*Task description*
Write out the material again word for word, dropping any images it holds.

*Data listing*
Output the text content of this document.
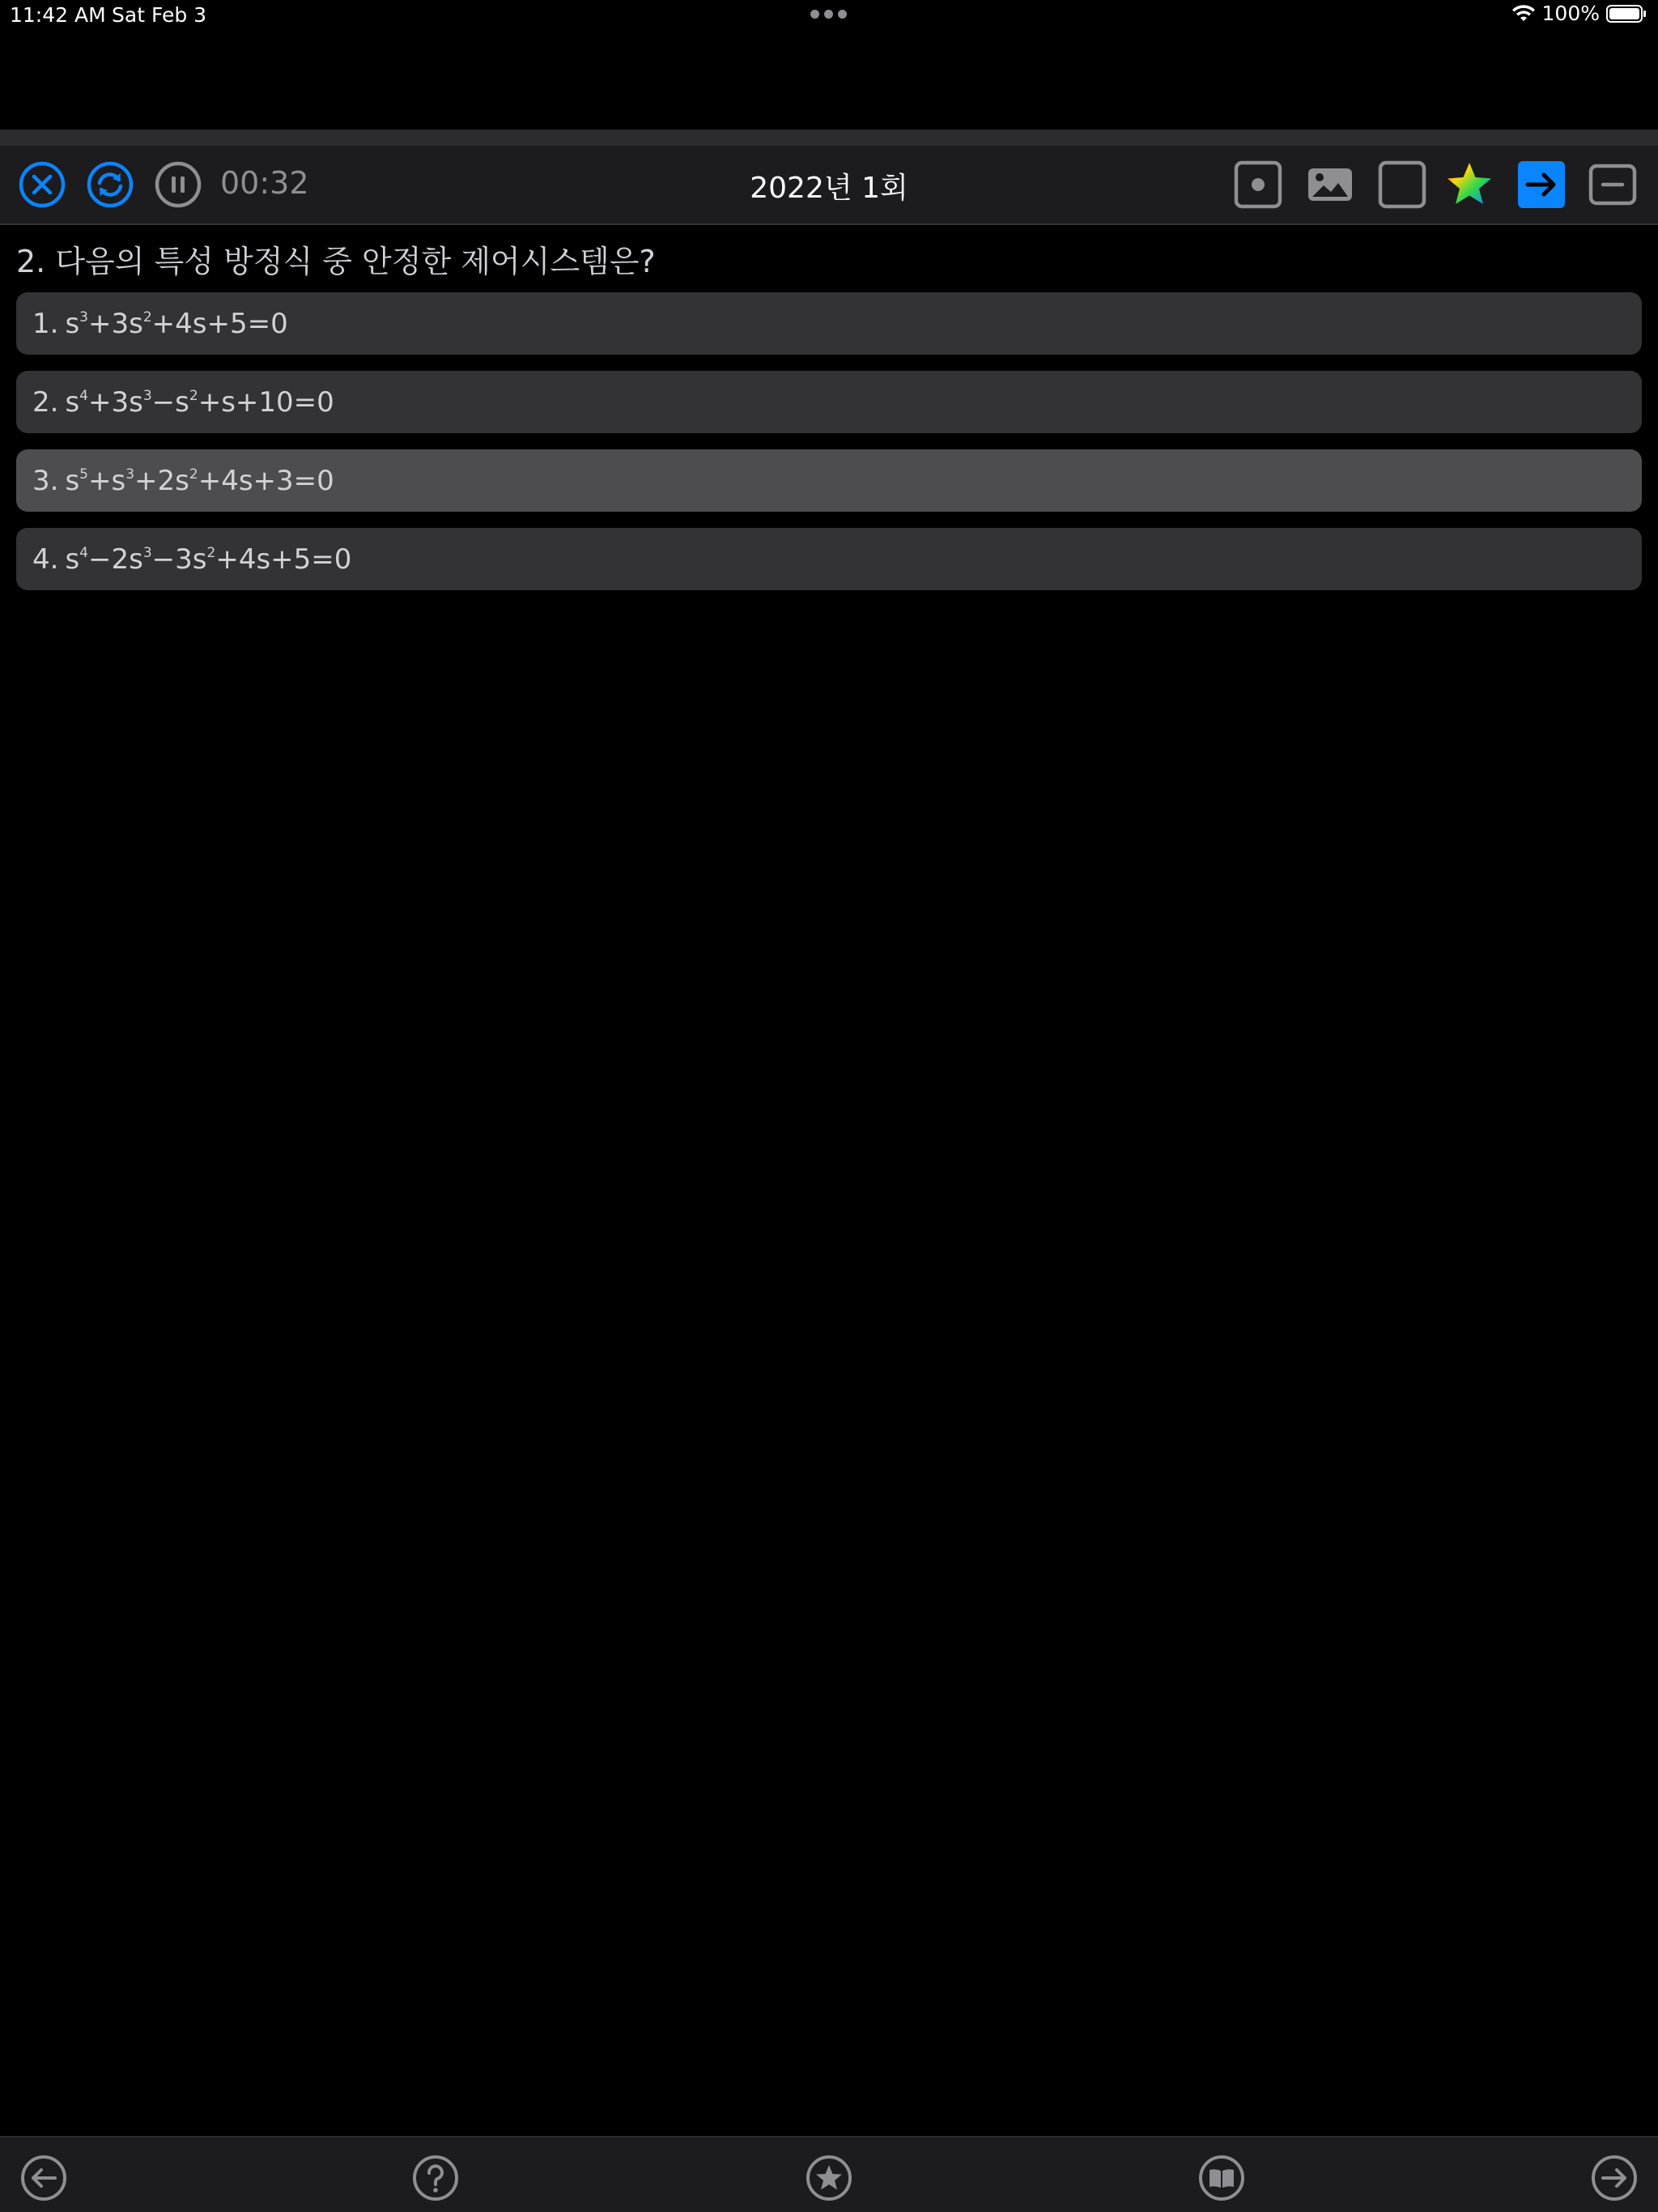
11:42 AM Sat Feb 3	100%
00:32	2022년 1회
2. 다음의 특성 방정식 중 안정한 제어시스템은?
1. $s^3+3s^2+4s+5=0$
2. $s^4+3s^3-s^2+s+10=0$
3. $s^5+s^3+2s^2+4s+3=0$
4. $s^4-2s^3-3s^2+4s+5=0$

*Solution*
Output the text content of this document.
11:42 AM Sat Feb 3	100%
00:32	2022년 1회
2. 다음의 특성 방정식 중 안정한 제어시스템은?
1. $s^3+3s^2+4s+5=0$
2. $s^4+3s^3-s^2+s+10=0$
3. $s^5+s^3+2s^2+4s+3=0$
4. $s^4-2s^3-3s^2+4s+5=0$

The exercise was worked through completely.